# Activity:
Scan the entries for the string "triangle" and give the number of lines that have it, nothing further.
========================================================================
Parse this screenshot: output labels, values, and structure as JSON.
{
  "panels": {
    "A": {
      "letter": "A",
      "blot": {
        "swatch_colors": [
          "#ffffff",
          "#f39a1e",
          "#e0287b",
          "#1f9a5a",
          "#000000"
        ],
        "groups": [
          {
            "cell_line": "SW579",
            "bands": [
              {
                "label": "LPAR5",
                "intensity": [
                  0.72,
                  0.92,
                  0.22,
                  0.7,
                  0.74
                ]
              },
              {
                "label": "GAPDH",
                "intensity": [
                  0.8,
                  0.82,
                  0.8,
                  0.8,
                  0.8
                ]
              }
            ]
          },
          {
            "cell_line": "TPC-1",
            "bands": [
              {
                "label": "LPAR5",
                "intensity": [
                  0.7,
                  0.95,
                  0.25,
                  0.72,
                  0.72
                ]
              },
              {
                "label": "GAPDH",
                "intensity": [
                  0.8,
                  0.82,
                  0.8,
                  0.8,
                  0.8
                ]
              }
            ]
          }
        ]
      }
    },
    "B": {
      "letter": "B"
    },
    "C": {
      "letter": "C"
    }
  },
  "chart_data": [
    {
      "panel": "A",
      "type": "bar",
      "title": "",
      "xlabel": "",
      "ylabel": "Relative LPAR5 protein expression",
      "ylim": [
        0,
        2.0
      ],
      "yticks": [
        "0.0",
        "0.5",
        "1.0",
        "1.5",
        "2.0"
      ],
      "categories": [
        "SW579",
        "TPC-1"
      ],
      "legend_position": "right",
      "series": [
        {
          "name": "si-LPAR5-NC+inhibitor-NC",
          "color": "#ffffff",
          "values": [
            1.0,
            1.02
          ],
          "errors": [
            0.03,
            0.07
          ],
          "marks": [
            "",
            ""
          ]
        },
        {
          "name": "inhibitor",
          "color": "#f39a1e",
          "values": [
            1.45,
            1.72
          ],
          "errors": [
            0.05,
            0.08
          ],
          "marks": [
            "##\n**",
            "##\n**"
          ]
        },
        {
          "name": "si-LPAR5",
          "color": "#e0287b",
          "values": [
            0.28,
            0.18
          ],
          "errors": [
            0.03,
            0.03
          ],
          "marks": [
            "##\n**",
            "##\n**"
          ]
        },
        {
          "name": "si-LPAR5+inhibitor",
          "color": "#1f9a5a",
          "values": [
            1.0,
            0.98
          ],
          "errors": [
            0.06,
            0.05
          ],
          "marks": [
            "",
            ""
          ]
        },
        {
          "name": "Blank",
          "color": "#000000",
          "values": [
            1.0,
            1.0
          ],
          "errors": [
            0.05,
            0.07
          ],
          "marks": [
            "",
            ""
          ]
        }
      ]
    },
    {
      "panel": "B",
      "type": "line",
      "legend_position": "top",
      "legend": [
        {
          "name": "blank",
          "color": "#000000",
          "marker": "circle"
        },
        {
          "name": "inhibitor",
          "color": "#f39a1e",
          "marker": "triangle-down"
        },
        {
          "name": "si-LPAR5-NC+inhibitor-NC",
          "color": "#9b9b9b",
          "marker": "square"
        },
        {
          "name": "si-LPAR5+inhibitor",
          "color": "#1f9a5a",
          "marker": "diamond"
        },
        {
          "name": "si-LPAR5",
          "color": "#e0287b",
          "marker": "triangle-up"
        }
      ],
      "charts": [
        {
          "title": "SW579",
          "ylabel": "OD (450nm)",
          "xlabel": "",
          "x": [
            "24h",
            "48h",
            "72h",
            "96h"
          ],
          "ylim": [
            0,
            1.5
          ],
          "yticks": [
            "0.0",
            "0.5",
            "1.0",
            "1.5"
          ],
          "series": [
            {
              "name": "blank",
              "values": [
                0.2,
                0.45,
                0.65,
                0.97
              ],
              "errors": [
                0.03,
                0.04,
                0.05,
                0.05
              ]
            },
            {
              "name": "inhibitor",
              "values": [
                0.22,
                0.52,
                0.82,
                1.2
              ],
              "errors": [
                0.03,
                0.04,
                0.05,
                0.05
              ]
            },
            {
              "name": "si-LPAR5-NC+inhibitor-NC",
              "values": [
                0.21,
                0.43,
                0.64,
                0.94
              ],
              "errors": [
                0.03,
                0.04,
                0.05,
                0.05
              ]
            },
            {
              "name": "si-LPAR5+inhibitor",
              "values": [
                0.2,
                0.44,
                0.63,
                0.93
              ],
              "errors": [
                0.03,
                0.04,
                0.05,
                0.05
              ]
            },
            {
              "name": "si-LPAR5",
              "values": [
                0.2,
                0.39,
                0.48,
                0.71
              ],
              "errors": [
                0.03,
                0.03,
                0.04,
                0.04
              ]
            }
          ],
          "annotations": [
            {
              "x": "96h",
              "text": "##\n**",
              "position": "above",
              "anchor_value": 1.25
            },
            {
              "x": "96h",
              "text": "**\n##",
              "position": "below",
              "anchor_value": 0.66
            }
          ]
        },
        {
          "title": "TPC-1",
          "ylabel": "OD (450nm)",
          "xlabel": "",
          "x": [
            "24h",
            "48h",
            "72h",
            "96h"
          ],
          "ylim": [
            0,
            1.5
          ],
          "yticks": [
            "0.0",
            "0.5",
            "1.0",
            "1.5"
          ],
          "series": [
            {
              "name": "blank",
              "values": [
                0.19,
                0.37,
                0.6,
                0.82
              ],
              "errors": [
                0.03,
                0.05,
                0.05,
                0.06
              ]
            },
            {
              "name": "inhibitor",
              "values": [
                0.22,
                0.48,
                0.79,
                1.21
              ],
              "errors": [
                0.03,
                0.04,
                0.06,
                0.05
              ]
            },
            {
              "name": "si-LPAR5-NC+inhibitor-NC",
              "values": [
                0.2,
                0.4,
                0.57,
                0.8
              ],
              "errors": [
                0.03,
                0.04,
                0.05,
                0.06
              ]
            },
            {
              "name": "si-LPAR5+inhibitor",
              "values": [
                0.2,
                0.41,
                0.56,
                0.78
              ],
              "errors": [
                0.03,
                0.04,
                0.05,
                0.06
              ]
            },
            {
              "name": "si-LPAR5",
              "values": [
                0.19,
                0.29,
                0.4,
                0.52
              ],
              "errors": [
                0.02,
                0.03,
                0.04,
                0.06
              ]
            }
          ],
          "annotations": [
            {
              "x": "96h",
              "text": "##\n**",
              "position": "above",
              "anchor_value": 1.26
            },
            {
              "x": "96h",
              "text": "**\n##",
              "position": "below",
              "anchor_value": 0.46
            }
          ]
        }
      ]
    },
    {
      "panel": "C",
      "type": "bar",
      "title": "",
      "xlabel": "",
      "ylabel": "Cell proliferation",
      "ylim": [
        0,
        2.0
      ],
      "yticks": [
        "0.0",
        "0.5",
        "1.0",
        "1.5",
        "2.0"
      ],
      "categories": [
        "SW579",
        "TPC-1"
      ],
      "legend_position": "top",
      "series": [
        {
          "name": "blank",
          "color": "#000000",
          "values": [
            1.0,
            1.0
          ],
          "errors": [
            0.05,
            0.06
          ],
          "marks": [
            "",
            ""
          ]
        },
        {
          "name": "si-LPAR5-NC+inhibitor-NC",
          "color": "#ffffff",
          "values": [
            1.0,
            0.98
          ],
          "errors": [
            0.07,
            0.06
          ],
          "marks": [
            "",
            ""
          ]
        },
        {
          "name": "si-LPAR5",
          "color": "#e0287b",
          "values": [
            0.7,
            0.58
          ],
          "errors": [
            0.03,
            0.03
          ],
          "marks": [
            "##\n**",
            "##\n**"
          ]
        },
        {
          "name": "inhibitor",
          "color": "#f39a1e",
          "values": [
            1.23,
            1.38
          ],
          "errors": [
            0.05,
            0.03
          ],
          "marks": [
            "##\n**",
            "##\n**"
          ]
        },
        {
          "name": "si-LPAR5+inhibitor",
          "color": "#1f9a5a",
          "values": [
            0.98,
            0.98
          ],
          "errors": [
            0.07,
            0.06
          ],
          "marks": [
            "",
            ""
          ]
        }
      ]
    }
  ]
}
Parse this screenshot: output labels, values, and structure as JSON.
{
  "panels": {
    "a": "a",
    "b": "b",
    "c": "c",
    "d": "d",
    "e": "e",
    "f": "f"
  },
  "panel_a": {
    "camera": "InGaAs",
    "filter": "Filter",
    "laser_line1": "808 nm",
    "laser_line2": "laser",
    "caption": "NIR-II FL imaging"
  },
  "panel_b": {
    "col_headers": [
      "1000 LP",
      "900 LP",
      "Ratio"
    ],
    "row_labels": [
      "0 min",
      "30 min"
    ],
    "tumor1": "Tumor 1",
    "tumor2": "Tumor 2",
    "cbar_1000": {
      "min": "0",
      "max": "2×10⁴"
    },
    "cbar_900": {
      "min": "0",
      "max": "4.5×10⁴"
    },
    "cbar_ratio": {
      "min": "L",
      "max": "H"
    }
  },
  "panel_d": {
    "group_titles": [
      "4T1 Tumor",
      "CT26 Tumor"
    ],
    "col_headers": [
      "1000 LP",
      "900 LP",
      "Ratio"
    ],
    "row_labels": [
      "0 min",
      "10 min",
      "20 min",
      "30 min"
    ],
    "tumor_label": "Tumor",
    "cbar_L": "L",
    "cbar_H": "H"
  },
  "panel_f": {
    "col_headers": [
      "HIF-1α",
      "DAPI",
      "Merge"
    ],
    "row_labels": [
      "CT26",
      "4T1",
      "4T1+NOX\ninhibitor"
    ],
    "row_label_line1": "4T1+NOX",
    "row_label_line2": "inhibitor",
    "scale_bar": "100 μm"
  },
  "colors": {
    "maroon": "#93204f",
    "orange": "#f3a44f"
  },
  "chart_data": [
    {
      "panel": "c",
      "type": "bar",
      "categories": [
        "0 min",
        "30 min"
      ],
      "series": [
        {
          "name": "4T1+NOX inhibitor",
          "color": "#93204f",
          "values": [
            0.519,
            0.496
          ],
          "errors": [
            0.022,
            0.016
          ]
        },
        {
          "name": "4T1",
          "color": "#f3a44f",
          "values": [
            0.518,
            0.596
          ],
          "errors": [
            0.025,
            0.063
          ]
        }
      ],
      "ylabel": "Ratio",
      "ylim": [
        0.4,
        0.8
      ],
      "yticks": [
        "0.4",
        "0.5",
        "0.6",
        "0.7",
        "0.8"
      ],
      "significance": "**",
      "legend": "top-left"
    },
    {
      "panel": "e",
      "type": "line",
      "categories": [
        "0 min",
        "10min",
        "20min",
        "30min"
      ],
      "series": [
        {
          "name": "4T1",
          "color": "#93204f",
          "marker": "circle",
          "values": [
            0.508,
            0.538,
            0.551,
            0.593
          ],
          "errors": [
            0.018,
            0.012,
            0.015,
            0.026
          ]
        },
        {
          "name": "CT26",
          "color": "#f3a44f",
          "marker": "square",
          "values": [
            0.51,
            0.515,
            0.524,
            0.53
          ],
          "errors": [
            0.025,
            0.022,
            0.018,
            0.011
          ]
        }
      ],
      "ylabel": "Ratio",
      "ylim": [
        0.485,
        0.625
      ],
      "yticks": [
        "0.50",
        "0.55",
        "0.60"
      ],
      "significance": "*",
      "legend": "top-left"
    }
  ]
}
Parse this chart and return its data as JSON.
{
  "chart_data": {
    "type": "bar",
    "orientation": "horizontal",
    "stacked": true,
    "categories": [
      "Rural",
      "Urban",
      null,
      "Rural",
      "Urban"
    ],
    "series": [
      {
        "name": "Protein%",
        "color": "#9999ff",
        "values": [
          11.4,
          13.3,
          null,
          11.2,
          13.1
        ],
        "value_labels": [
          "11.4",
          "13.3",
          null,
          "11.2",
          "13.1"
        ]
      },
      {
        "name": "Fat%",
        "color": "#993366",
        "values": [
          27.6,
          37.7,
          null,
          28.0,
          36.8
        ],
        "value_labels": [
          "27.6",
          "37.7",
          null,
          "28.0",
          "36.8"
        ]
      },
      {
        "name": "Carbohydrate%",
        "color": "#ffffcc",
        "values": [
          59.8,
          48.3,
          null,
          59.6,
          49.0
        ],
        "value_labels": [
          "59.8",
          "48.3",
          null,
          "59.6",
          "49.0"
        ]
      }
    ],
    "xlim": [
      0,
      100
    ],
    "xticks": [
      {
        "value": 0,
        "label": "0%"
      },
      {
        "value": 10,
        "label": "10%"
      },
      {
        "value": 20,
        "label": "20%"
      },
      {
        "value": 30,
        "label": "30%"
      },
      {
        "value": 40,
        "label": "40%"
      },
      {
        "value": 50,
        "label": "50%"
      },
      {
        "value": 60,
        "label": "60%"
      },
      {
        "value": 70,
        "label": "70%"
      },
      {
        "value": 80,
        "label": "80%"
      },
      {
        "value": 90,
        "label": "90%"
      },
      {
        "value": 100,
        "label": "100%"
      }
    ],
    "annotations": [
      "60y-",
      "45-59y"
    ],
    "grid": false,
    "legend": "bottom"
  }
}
========================================================================
# Answer to this exercise:
2